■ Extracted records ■

§ §

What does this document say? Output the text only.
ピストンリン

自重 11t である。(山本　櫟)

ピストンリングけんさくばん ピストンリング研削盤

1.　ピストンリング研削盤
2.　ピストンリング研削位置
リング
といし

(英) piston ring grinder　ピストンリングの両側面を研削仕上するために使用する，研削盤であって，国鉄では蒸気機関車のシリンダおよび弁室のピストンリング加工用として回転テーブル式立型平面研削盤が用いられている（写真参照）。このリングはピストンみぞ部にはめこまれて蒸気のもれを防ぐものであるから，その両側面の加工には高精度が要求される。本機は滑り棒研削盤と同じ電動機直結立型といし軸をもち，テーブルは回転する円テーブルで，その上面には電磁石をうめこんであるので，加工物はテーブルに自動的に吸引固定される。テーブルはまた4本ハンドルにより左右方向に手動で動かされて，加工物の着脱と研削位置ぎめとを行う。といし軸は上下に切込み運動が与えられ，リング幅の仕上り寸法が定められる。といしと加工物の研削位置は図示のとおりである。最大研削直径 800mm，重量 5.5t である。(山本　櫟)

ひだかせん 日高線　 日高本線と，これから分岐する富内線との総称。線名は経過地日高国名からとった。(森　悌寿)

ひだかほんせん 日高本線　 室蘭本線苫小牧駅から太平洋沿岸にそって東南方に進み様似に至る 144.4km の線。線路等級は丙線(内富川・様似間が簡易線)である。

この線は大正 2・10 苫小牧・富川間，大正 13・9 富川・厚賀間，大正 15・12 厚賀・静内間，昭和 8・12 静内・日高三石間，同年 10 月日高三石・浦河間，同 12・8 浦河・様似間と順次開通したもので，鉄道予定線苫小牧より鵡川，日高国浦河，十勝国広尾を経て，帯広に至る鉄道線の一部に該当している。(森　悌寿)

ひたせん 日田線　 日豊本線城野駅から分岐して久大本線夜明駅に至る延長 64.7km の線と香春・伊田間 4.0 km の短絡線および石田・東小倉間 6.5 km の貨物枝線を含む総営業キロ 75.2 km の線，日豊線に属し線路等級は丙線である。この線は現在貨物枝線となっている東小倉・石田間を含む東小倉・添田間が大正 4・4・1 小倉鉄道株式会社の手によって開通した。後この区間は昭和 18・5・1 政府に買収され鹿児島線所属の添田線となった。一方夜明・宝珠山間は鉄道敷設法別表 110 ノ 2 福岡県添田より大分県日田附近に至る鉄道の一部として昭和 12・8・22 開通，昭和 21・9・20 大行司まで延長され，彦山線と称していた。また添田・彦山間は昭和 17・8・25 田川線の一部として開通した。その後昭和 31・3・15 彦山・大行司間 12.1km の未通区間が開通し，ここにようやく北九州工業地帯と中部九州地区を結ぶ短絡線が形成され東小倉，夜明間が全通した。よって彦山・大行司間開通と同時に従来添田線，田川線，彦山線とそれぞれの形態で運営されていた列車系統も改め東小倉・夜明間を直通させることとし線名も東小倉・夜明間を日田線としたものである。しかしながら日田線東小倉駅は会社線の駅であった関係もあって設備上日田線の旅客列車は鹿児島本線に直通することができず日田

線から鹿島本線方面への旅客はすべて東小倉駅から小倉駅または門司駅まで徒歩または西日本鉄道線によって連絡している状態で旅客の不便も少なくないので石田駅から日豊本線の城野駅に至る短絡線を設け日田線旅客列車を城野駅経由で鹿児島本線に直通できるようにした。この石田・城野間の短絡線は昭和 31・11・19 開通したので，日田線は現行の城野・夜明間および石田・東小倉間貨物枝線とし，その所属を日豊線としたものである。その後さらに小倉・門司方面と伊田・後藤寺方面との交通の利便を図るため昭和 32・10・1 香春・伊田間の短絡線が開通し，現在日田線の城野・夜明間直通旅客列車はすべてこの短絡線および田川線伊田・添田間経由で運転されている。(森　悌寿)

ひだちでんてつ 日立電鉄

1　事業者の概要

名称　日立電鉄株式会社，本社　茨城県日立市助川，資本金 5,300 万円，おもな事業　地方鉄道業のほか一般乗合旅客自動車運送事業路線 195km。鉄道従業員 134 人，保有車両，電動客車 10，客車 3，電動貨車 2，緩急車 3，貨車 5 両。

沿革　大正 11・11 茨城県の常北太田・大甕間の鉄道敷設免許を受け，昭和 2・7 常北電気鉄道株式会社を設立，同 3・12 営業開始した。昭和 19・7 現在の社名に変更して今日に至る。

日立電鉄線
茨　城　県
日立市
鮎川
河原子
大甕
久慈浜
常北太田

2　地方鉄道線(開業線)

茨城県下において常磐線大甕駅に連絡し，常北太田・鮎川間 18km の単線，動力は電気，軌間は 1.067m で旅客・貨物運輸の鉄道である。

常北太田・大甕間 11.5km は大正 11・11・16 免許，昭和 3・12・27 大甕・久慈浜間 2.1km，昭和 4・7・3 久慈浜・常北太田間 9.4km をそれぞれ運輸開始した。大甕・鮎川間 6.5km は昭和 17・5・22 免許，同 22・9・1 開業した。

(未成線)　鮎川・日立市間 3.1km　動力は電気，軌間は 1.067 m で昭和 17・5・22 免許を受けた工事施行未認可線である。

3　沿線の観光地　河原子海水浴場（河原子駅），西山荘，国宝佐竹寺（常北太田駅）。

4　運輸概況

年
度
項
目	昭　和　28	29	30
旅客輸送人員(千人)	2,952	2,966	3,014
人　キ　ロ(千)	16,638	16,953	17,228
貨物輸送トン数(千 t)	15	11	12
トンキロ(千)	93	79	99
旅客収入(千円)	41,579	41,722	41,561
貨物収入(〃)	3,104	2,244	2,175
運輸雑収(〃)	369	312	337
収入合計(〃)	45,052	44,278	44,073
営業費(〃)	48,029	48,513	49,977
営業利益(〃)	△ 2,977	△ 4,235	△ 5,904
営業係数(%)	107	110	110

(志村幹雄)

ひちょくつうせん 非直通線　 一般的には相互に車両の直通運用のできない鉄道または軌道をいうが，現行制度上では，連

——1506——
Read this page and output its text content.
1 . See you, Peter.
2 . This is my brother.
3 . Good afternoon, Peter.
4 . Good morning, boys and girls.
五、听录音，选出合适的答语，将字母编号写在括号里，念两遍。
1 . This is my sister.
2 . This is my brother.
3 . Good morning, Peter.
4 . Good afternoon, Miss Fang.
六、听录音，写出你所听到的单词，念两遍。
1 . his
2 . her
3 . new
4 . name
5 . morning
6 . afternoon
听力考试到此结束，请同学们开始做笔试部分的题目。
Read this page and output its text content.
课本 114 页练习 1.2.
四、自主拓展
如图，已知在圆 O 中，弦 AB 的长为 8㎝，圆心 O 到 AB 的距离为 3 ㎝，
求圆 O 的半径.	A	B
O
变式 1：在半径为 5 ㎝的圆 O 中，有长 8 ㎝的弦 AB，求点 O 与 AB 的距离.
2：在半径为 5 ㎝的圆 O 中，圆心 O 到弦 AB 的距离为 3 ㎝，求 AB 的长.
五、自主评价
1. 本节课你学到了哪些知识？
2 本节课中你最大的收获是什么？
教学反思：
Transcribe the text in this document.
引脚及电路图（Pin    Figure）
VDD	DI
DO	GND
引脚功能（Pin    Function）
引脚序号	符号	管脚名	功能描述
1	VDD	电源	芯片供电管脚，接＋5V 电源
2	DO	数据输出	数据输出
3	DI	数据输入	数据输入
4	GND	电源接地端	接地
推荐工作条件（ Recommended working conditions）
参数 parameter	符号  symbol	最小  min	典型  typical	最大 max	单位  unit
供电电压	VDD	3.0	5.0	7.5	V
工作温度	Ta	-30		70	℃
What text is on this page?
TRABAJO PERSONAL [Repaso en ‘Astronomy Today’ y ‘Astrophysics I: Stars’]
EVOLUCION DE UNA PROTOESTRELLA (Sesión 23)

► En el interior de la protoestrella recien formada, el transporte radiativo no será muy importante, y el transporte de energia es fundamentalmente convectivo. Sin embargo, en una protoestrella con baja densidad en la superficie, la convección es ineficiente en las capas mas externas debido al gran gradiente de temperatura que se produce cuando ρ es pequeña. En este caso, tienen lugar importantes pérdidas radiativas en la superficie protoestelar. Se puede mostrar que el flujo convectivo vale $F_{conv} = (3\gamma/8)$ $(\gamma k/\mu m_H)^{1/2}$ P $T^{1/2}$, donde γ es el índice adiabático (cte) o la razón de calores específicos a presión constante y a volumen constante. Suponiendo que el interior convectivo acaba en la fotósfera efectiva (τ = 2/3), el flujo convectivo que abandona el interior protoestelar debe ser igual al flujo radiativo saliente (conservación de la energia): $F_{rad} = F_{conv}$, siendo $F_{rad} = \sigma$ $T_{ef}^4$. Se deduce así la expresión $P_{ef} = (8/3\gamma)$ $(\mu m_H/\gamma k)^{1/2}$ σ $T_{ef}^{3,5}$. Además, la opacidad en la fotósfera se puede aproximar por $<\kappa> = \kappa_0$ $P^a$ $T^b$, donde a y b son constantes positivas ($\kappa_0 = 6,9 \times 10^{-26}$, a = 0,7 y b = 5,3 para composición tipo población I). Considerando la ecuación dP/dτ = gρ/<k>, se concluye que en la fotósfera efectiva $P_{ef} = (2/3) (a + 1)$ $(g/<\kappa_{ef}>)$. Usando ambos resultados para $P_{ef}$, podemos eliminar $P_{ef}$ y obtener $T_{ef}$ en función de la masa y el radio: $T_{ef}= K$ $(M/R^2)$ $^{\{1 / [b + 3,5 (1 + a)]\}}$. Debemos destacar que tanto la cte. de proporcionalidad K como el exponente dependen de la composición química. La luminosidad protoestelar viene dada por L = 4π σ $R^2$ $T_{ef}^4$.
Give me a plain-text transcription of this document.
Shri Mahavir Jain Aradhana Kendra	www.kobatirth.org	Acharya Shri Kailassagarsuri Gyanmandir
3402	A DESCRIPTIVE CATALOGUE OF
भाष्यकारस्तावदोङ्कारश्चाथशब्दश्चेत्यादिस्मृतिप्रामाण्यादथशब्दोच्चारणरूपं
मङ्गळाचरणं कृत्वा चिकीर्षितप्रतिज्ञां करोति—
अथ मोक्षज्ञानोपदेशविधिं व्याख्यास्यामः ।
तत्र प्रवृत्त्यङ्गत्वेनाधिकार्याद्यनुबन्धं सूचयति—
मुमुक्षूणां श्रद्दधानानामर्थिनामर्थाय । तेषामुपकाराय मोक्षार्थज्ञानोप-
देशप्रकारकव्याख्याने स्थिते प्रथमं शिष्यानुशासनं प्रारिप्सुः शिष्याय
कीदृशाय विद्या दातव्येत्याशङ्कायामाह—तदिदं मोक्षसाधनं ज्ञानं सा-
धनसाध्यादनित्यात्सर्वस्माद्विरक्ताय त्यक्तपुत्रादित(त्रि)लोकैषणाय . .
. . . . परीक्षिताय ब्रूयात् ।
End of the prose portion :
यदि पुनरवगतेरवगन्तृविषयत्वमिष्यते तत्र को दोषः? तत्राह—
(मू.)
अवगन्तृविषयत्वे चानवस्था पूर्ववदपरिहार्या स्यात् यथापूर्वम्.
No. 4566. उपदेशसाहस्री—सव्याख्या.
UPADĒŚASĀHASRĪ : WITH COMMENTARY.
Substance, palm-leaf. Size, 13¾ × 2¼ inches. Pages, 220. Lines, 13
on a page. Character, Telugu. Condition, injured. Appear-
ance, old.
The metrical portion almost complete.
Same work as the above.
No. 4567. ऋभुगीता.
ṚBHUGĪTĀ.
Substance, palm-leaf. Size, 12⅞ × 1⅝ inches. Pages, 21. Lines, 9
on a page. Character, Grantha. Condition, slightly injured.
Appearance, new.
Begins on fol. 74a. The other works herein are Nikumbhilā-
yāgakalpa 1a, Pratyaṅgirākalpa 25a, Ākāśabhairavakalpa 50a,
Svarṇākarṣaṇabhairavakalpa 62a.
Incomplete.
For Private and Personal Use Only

§ §

■ WHAT IS NEEDED ■
Every line from the one containing "Give me a plain-text" through the end of the data must be repeated exactly, and no other line.

■ FINAL RESULT ■
Give me a plain-text transcription of this document.
Shri Mahavir Jain Aradhana Kendra	www.kobatirth.org	Acharya Shri Kailassagarsuri Gyanmandir
3402	A DESCRIPTIVE CATALOGUE OF
भाष्यकारस्तावदोङ्कारश्चाथशब्दश्चेत्यादिस्मृतिप्रामाण्यादथशब्दोच्चारणरूपं
मङ्गळाचरणं कृत्वा चिकीर्षितप्रतिज्ञां करोति—
अथ मोक्षज्ञानोपदेशविधिं व्याख्यास्यामः ।
तत्र प्रवृत्त्यङ्गत्वेनाधिकार्याद्यनुबन्धं सूचयति—
मुमुक्षूणां श्रद्दधानानामर्थिनामर्थाय । तेषामुपकाराय मोक्षार्थज्ञानोप-
देशप्रकारकव्याख्याने स्थिते प्रथमं शिष्यानुशासनं प्रारिप्सुः शिष्याय
कीदृशाय विद्या दातव्येत्याशङ्कायामाह—तदिदं मोक्षसाधनं ज्ञानं सा-
धनसाध्यादनित्यात्सर्वस्माद्विरक्ताय त्यक्तपुत्रादित(त्रि)लोकैषणाय . .
. . . . परीक्षिताय ब्रूयात् ।
End of the prose portion :
यदि पुनरवगतेरवगन्तृविषयत्वमिष्यते तत्र को दोषः? तत्राह—
(मू.)
अवगन्तृविषयत्वे चानवस्था पूर्ववदपरिहार्या स्यात् यथापूर्वम्.
No. 4566. उपदेशसाहस्री—सव्याख्या.
UPADĒŚASĀHASRĪ : WITH COMMENTARY.
Substance, palm-leaf. Size, 13¾ × 2¼ inches. Pages, 220. Lines, 13
on a page. Character, Telugu. Condition, injured. Appear-
ance, old.
The metrical portion almost complete.
Same work as the above.
No. 4567. ऋभुगीता.
ṚBHUGĪTĀ.
Substance, palm-leaf. Size, 12⅞ × 1⅝ inches. Pages, 21. Lines, 9
on a page. Character, Grantha. Condition, slightly injured.
Appearance, new.
Begins on fol. 74a. The other works herein are Nikumbhilā-
yāgakalpa 1a, Pratyaṅgirākalpa 25a, Ākāśabhairavakalpa 50a,
Svarṇākarṣaṇabhairavakalpa 62a.
Incomplete.
For Private and Personal Use Only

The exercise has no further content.